▶ **Stored records**

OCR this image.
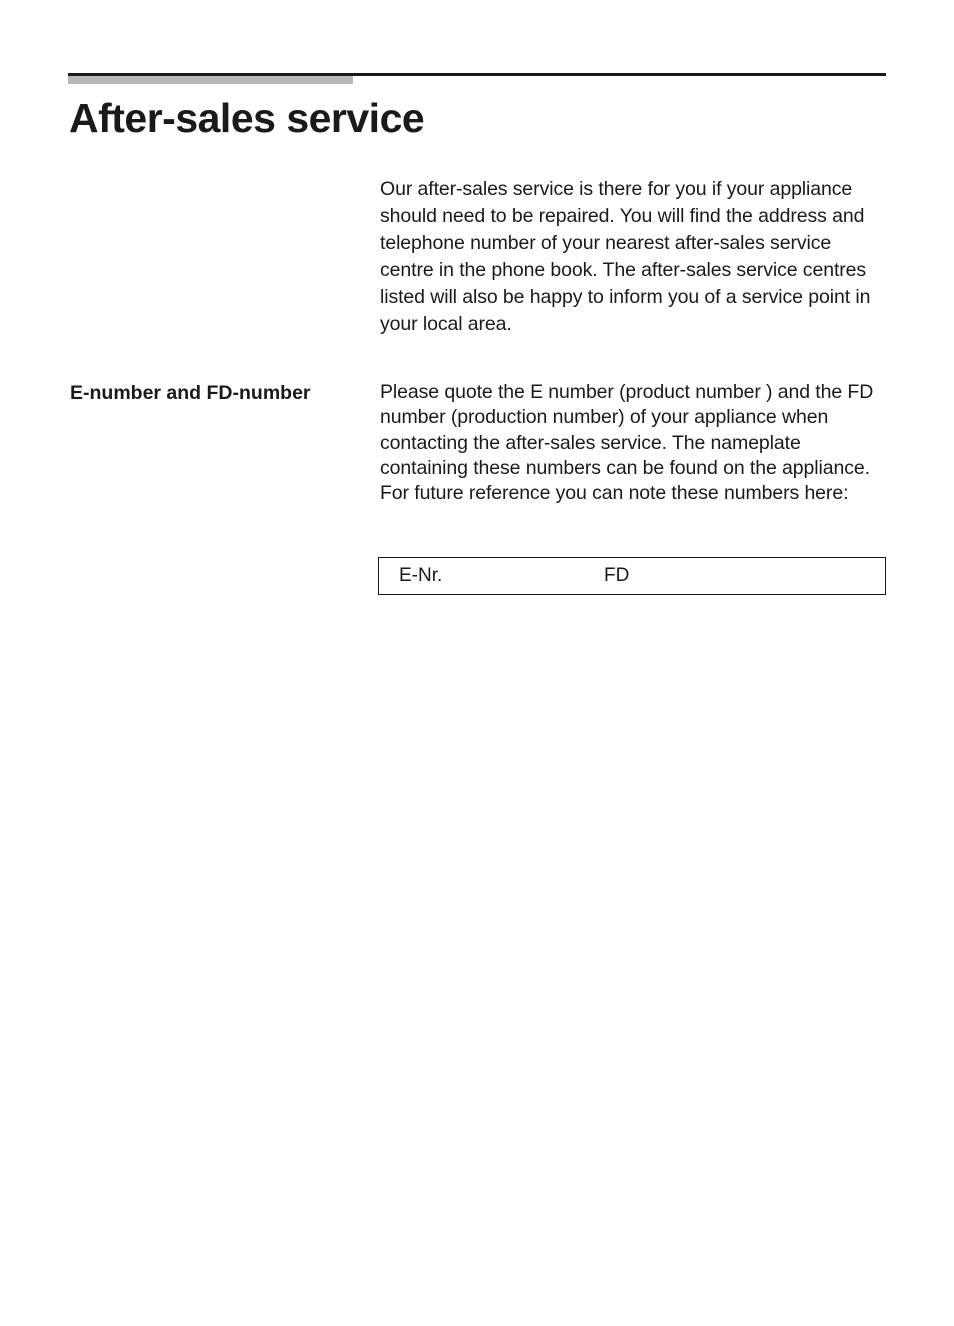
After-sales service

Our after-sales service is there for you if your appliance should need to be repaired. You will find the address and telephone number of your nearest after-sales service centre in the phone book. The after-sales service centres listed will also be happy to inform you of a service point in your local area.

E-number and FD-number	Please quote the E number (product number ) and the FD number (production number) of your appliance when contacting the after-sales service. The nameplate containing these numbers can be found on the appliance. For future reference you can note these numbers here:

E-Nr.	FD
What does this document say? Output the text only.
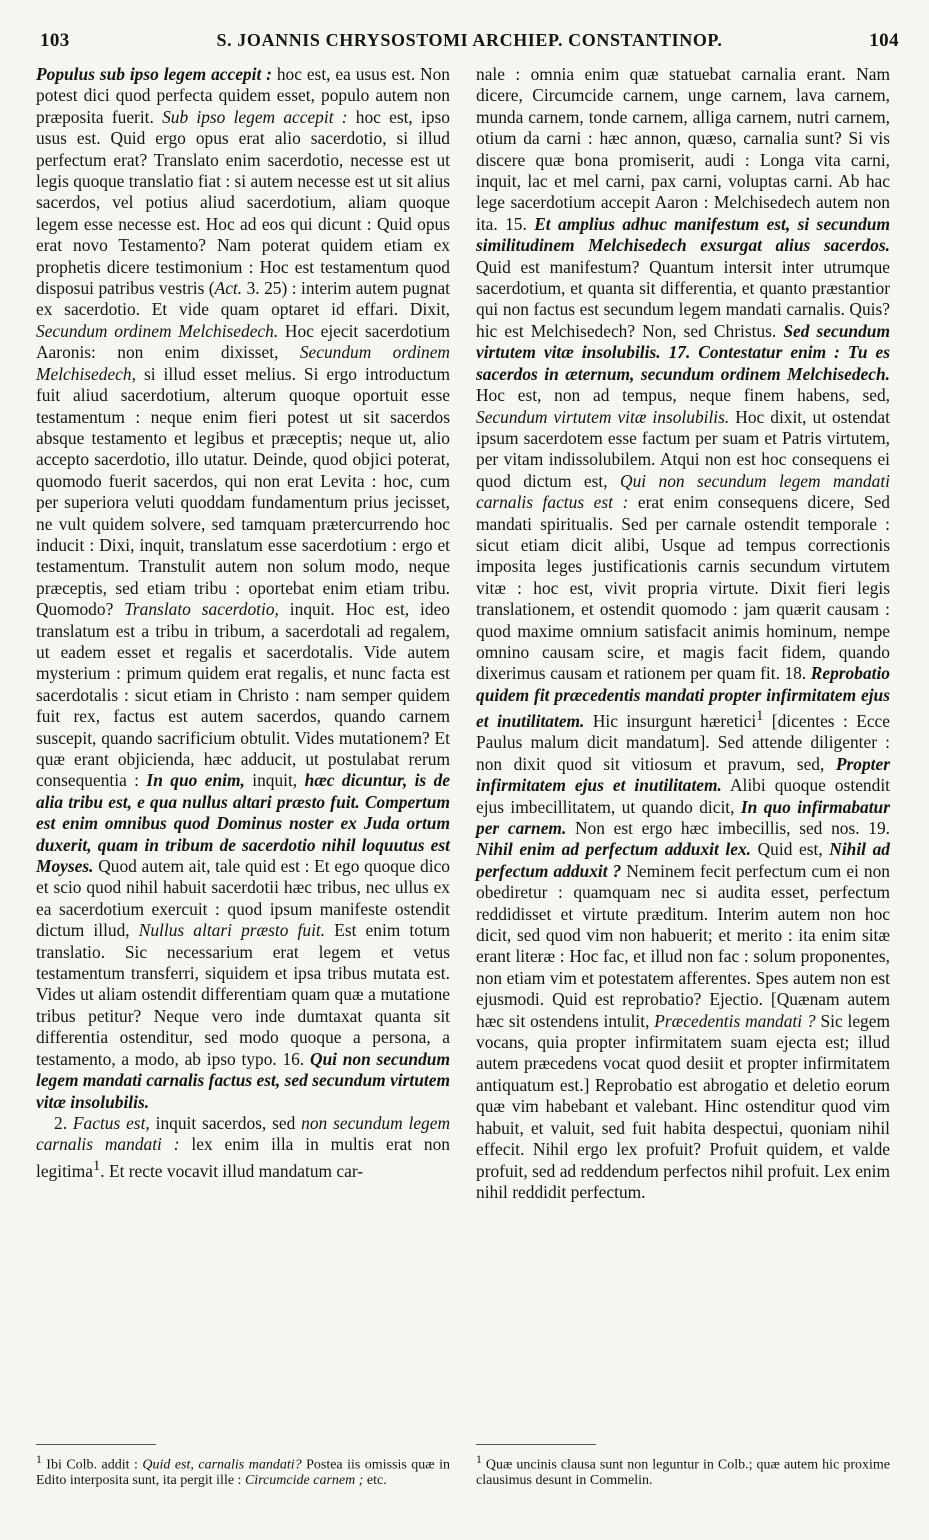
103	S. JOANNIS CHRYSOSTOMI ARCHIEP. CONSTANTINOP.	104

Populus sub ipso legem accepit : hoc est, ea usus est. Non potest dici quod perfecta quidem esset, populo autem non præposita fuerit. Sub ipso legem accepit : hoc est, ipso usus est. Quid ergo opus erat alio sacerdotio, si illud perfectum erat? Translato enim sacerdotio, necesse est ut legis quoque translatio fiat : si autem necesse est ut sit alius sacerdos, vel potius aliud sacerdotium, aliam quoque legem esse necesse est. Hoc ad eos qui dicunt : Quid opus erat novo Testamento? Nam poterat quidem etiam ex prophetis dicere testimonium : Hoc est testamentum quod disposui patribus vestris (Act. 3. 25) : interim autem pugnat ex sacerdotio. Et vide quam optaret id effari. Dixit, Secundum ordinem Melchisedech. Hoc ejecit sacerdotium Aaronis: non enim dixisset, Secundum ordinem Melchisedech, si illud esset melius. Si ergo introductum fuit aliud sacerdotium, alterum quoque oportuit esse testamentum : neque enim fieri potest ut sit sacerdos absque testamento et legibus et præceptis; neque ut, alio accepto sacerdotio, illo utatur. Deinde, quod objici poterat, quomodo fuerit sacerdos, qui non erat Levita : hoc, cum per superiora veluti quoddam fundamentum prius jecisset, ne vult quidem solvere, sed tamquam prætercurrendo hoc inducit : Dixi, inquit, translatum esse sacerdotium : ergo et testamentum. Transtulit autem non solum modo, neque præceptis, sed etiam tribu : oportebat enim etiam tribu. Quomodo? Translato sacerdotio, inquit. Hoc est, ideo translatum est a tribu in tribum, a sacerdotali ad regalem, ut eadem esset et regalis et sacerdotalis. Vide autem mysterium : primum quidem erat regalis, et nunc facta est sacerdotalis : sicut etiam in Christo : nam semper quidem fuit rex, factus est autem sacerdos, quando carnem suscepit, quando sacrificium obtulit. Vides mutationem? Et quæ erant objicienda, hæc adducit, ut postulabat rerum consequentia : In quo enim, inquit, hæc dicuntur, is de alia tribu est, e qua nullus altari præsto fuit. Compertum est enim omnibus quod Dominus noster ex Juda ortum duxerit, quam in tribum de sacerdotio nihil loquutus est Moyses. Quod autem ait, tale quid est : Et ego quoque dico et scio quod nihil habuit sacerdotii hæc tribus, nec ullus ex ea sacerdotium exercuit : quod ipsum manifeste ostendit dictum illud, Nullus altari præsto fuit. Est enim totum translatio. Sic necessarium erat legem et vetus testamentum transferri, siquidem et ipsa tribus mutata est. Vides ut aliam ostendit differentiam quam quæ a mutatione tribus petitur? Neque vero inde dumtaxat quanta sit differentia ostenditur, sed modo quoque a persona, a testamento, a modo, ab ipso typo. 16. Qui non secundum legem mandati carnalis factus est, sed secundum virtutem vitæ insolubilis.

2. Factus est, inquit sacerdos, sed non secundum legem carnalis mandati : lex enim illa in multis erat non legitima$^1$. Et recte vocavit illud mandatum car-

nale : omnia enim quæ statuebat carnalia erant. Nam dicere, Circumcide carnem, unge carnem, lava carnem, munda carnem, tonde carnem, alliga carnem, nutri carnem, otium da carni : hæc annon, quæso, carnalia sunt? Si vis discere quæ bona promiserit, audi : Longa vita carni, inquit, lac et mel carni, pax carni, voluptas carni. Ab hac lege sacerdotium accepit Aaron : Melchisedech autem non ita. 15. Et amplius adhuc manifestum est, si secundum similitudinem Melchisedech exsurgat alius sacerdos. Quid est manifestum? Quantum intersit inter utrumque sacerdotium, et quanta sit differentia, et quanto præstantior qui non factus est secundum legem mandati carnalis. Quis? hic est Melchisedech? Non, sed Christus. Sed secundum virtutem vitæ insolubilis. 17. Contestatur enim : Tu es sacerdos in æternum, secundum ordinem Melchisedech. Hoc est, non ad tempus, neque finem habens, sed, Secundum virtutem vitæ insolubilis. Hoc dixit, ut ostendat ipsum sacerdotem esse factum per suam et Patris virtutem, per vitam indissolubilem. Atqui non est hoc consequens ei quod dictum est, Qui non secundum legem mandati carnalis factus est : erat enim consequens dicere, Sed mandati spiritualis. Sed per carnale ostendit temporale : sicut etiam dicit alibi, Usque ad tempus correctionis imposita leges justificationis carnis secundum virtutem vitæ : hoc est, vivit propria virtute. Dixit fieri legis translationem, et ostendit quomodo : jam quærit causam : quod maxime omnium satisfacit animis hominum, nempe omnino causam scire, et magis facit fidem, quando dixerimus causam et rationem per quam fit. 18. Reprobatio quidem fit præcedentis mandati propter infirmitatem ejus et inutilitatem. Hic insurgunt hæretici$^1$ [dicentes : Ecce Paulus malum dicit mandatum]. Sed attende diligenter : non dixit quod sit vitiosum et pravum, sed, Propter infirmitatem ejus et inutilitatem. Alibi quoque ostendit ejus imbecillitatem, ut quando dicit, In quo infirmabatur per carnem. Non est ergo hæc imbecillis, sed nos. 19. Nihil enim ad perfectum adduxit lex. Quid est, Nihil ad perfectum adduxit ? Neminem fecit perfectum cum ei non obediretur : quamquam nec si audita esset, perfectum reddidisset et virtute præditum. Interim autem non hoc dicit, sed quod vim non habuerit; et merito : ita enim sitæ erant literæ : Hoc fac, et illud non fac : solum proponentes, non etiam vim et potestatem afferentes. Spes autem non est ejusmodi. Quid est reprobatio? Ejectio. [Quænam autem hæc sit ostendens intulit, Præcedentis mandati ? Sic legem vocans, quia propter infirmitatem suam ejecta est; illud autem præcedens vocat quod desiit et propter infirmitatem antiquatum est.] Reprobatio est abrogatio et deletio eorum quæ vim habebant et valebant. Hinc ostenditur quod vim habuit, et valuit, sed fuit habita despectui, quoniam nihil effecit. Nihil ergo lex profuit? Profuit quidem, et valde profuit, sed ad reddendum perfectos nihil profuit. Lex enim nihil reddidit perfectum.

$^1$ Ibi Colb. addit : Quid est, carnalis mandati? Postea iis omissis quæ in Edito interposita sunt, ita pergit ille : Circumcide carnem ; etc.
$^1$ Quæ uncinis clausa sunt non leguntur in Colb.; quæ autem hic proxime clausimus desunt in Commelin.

▶ **REQUIREMENT**
Each line of the data that includes the word "Colb" counts once; report the total and nothing more.

▶ **RIGHT ANSWER**
2